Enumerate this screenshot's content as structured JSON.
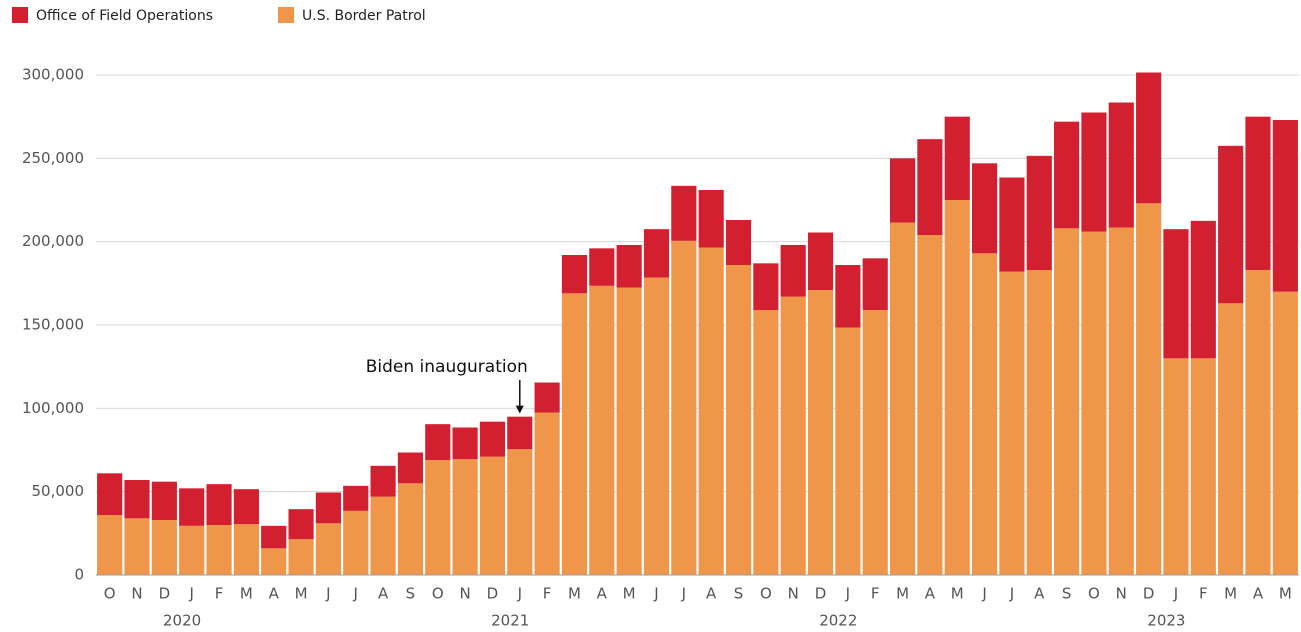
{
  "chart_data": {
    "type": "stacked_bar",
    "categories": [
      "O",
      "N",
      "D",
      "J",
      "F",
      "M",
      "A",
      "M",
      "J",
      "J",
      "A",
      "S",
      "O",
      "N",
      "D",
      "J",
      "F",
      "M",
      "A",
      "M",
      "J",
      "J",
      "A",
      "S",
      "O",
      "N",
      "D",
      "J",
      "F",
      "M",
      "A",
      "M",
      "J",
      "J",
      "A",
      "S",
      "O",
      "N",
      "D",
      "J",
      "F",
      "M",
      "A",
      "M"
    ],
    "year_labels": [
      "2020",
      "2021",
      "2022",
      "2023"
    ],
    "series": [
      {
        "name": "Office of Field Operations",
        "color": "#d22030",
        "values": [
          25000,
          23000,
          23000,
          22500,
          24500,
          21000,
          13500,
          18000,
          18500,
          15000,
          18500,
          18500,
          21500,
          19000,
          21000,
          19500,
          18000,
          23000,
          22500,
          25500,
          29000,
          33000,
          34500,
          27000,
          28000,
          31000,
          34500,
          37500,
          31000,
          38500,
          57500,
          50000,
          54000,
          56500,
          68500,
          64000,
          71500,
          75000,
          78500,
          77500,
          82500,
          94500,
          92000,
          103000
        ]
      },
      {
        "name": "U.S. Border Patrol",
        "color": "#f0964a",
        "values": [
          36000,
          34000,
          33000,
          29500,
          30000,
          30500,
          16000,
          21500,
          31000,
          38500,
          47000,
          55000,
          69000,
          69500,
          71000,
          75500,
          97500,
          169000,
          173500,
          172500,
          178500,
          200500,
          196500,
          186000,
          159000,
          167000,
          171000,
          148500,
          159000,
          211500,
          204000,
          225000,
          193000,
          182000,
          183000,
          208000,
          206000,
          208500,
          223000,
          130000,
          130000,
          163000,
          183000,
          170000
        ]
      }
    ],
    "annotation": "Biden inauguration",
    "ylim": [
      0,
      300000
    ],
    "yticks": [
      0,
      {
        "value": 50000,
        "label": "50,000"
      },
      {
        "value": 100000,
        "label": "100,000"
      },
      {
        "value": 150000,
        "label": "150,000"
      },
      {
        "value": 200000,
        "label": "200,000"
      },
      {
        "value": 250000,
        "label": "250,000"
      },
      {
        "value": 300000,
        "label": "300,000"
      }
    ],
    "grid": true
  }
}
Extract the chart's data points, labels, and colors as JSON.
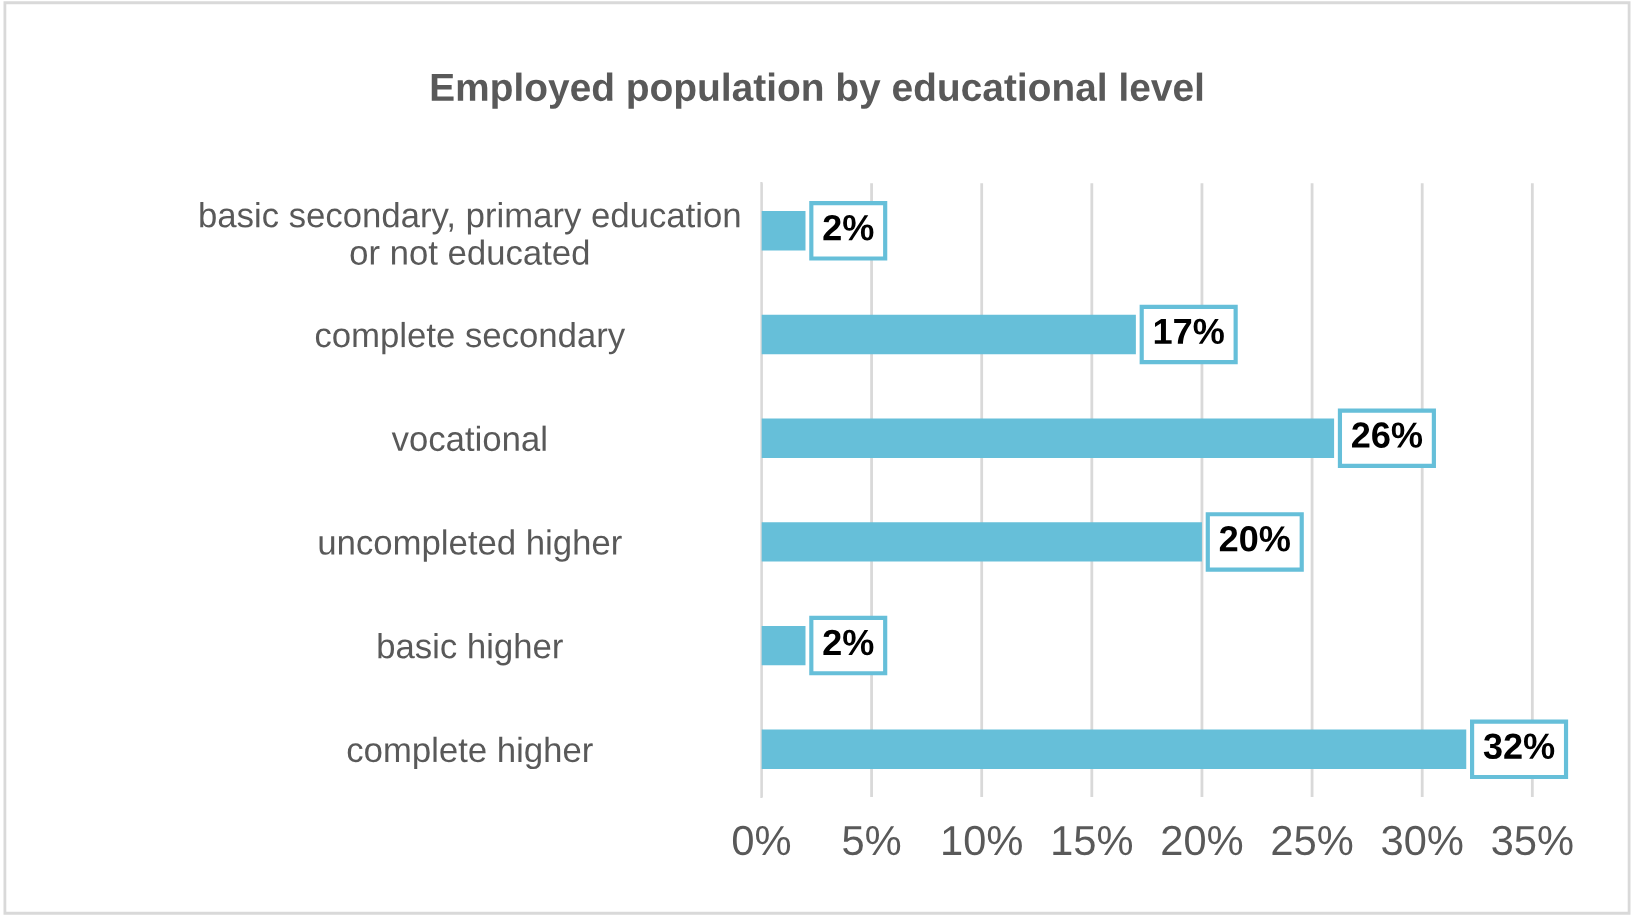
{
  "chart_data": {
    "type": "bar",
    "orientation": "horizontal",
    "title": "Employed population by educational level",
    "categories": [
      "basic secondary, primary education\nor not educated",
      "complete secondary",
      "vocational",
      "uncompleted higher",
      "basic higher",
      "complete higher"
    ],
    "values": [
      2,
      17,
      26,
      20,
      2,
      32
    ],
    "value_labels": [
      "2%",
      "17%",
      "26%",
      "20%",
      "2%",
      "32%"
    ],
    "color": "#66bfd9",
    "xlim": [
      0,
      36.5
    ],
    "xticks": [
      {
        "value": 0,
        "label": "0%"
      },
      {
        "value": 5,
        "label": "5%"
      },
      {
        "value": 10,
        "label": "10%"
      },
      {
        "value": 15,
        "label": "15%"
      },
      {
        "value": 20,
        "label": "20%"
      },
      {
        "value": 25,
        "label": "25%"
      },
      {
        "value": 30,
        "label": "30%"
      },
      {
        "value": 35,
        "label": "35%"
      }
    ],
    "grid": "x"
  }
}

■ ■ ■

◆ Your goal: Give back, word for word, the lines from the line that contains "Extract the chart's" through the last line of the records, with no pictures and nothing else.

◆ Solution:
Extract the chart's data points, labels, and colors as JSON.
{
  "chart_data": {
    "type": "bar",
    "orientation": "horizontal",
    "title": "Employed population by educational level",
    "categories": [
      "basic secondary, primary education\nor not educated",
      "complete secondary",
      "vocational",
      "uncompleted higher",
      "basic higher",
      "complete higher"
    ],
    "values": [
      2,
      17,
      26,
      20,
      2,
      32
    ],
    "value_labels": [
      "2%",
      "17%",
      "26%",
      "20%",
      "2%",
      "32%"
    ],
    "color": "#66bfd9",
    "xlim": [
      0,
      36.5
    ],
    "xticks": [
      {
        "value": 0,
        "label": "0%"
      },
      {
        "value": 5,
        "label": "5%"
      },
      {
        "value": 10,
        "label": "10%"
      },
      {
        "value": 15,
        "label": "15%"
      },
      {
        "value": 20,
        "label": "20%"
      },
      {
        "value": 25,
        "label": "25%"
      },
      {
        "value": 30,
        "label": "30%"
      },
      {
        "value": 35,
        "label": "35%"
      }
    ],
    "grid": "x"
  }
}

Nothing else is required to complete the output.